Stored items
= = = = =

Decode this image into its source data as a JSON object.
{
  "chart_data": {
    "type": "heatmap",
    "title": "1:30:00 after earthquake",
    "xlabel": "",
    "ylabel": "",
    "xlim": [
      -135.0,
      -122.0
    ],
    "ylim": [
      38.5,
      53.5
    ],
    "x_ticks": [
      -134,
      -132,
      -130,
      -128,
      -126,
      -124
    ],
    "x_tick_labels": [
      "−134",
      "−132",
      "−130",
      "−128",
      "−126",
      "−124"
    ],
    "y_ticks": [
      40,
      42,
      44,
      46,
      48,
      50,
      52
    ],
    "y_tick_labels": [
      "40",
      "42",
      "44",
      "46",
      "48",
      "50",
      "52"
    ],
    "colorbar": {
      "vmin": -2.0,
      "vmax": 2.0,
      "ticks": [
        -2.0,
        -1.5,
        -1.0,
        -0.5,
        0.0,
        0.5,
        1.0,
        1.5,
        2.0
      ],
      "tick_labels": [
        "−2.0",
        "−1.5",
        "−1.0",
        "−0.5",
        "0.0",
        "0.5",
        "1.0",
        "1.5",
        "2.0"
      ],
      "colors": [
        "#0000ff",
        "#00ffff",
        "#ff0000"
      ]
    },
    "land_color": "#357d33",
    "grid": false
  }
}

= = = = =

(TASK STATEMENT) Please reproduce all of the entries exactly as they stand.

(SOLUTION TO THE EXERCISE)
Decode this image into its source data as a JSON object.
{
  "chart_data": {
    "type": "heatmap",
    "title": "1:30:00 after earthquake",
    "xlabel": "",
    "ylabel": "",
    "xlim": [
      -135.0,
      -122.0
    ],
    "ylim": [
      38.5,
      53.5
    ],
    "x_ticks": [
      -134,
      -132,
      -130,
      -128,
      -126,
      -124
    ],
    "x_tick_labels": [
      "−134",
      "−132",
      "−130",
      "−128",
      "−126",
      "−124"
    ],
    "y_ticks": [
      40,
      42,
      44,
      46,
      48,
      50,
      52
    ],
    "y_tick_labels": [
      "40",
      "42",
      "44",
      "46",
      "48",
      "50",
      "52"
    ],
    "colorbar": {
      "vmin": -2.0,
      "vmax": 2.0,
      "ticks": [
        -2.0,
        -1.5,
        -1.0,
        -0.5,
        0.0,
        0.5,
        1.0,
        1.5,
        2.0
      ],
      "tick_labels": [
        "−2.0",
        "−1.5",
        "−1.0",
        "−0.5",
        "0.0",
        "0.5",
        "1.0",
        "1.5",
        "2.0"
      ],
      "colors": [
        "#0000ff",
        "#00ffff",
        "#ff0000"
      ]
    },
    "land_color": "#357d33",
    "grid": false
  }
}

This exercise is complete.